Exercise task :: Go through the entries and transcribe each one exactly, dropping the pictures.

Extracted material ::

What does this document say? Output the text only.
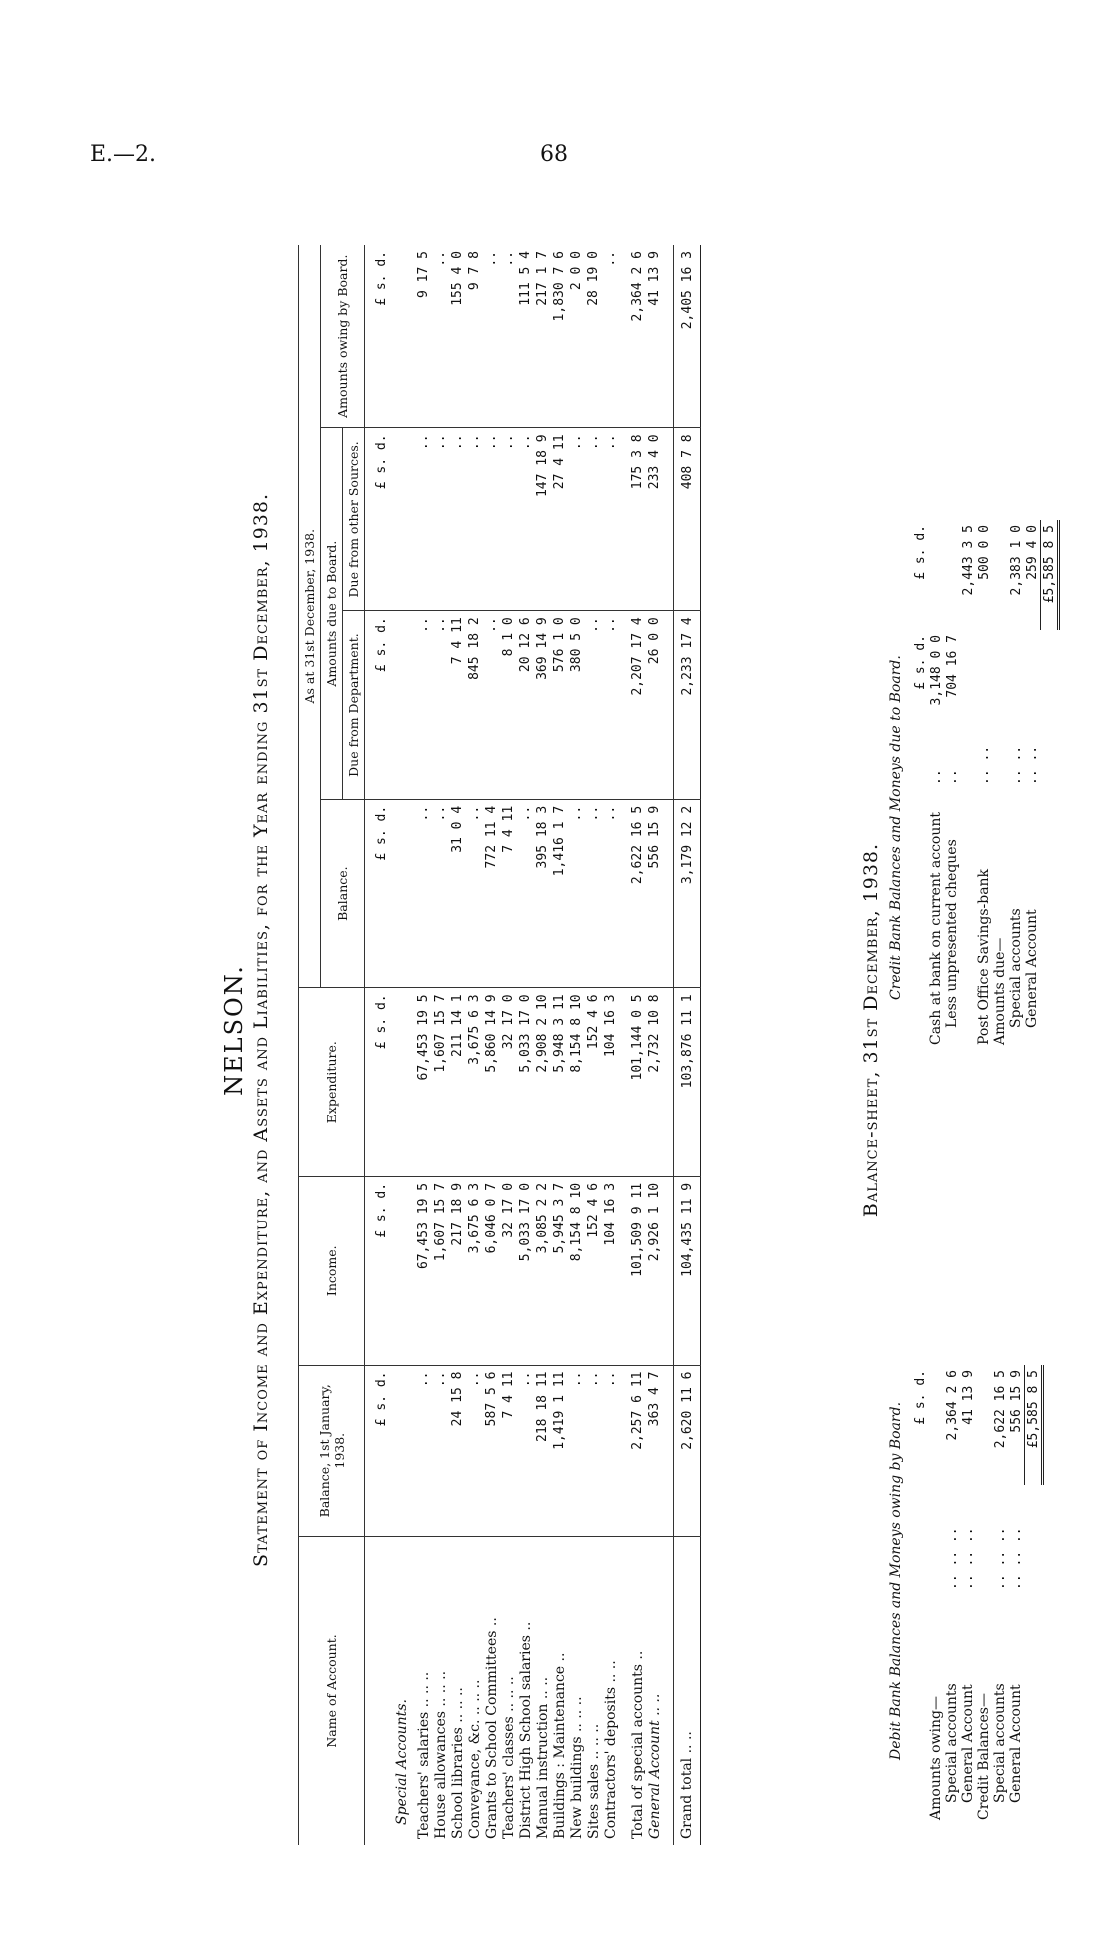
E.—2.	68
NELSON. Statement of Income and Expenditure, and Assets and Liabilities, for the Year ending 31st December, 1938.
Name of Account.	Balance, 1st January, 1938.	Income.	Expenditure.	As at 31st December, 1938.			
				Balance.	Amounts due to Board.		Amounts owing by Board.
					Due from Department.	Due from other Sources.	
	£ s. d.	£ s. d.	£ s. d.	£ s. d.	£ s. d.	£ s. d.	£ s. d.
Special Accounts.							
Teachers' salaries .. .. ..	..	67,453 19 5	67,453 19 5	..	..	..	9 17 5
House allowances .. .. ..	..	1,607 15 7	1,607 15 7	..	..	..	..
School libraries .. .. ..	24 15 8	217 18 9	211 14 1	31 0 4	7 4 11	..	155 4 0
Conveyance, &c. .. .. ..	..	3,675 6 3	3,675 6 3	..	845 18 2	..	9 7 8
Grants to School Committees ..	587 5 6	6,046 0 7	5,860 14 9	772 11 4	..	..	..
Teachers' classes .. .. ..	7 4 11	32 17 0	32 17 0	7 4 11	8 1 0	..	..
District High School salaries ..	..	5,033 17 0	5,033 17 0	..	20 12 6	..	111 5 4
Manual instruction .. ..	218 18 11	3,085 2 2	2,908 2 10	395 18 3	369 14 9	147 18 9	217 1 7
Buildings : Maintenance ..	1,419 1 11	5,945 3 7	5,948 3 11	1,416 1 7	576 1 0	27 4 11	1,830 7 6
New buildings .. .. ..	..	8,154 8 10	8,154 8 10	..	380 5 0	..	2 0 0
Sites sales .. .. ..	..	152 4 6	152 4 6	..	..	..	28 19 0
Contractors' deposits .. ..	..	104 16 3	104 16 3	..	..	..	..

Total of special accounts ..	2,257 6 11	101,509 9 11	101,144 0 5	2,622 16 5	2,207 17 4	175 3 8	2,364 2 6
General Account .. ..	363 4 7	2,926 1 10	2,732 10 8	556 15 9	26 0 0	233 4 0	41 13 9

Grand total .. ..	2,620 11 6	104,435 11 9	103,876 11 1	3,179 12 2	2,233 17 4	408 7 8	2,405 16 3
Balance-sheet, 31st December, 1938.
Debit Bank Balances and Moneys owing by Board.
Credit Bank Balances and Moneys due to Board.
		£ s. d.
Amounts owing—		
Special accounts	.. .. ..	2,364 2 6
General Account	.. .. ..	41 13 9
Credit Balances—		
Special accounts	.. .. ..	2,622 16 5
General Account	.. .. ..	556 15 9
		£5,585 8 5
		£ s. d.	£ s. d.
Cash at bank on current account	..	3,148 0 0	
Less unpresented cheques	..	704 16 7	
			2,443 3 5
Post Office Savings-bank	.. ..		500 0 0
Amounts due—			
Special accounts	.. ..		2,383 1 0
General Account	.. ..		259 4 0
			£5,585 8 5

Reply ::
What does this document say? Output the text only.
E.—2.	68
NELSON. Statement of Income and Expenditure, and Assets and Liabilities, for the Year ending 31st December, 1938.
Name of Account.	Balance, 1st January, 1938.	Income.	Expenditure.	As at 31st December, 1938.			
				Balance.	Amounts due to Board.		Amounts owing by Board.
					Due from Department.	Due from other Sources.	
	£ s. d.	£ s. d.	£ s. d.	£ s. d.	£ s. d.	£ s. d.	£ s. d.
Special Accounts.							
Teachers' salaries .. .. ..	..	67,453 19 5	67,453 19 5	..	..	..	9 17 5
House allowances .. .. ..	..	1,607 15 7	1,607 15 7	..	..	..	..
School libraries .. .. ..	24 15 8	217 18 9	211 14 1	31 0 4	7 4 11	..	155 4 0
Conveyance, &c. .. .. ..	..	3,675 6 3	3,675 6 3	..	845 18 2	..	9 7 8
Grants to School Committees ..	587 5 6	6,046 0 7	5,860 14 9	772 11 4	..	..	..
Teachers' classes .. .. ..	7 4 11	32 17 0	32 17 0	7 4 11	8 1 0	..	..
District High School salaries ..	..	5,033 17 0	5,033 17 0	..	20 12 6	..	111 5 4
Manual instruction .. ..	218 18 11	3,085 2 2	2,908 2 10	395 18 3	369 14 9	147 18 9	217 1 7
Buildings : Maintenance ..	1,419 1 11	5,945 3 7	5,948 3 11	1,416 1 7	576 1 0	27 4 11	1,830 7 6
New buildings .. .. ..	..	8,154 8 10	8,154 8 10	..	380 5 0	..	2 0 0
Sites sales .. .. ..	..	152 4 6	152 4 6	..	..	..	28 19 0
Contractors' deposits .. ..	..	104 16 3	104 16 3	..	..	..	..

Total of special accounts ..	2,257 6 11	101,509 9 11	101,144 0 5	2,622 16 5	2,207 17 4	175 3 8	2,364 2 6
General Account .. ..	363 4 7	2,926 1 10	2,732 10 8	556 15 9	26 0 0	233 4 0	41 13 9

Grand total .. ..	2,620 11 6	104,435 11 9	103,876 11 1	3,179 12 2	2,233 17 4	408 7 8	2,405 16 3
Balance-sheet, 31st December, 1938.
Debit Bank Balances and Moneys owing by Board.
Credit Bank Balances and Moneys due to Board.
		£ s. d.
Amounts owing—		
Special accounts	.. .. ..	2,364 2 6
General Account	.. .. ..	41 13 9
Credit Balances—		
Special accounts	.. .. ..	2,622 16 5
General Account	.. .. ..	556 15 9
		£5,585 8 5
		£ s. d.	£ s. d.
Cash at bank on current account	..	3,148 0 0	
Less unpresented cheques	..	704 16 7	
			2,443 3 5
Post Office Savings-bank	.. ..		500 0 0
Amounts due—			
Special accounts	.. ..		2,383 1 0
General Account	.. ..		259 4 0
			£5,585 8 5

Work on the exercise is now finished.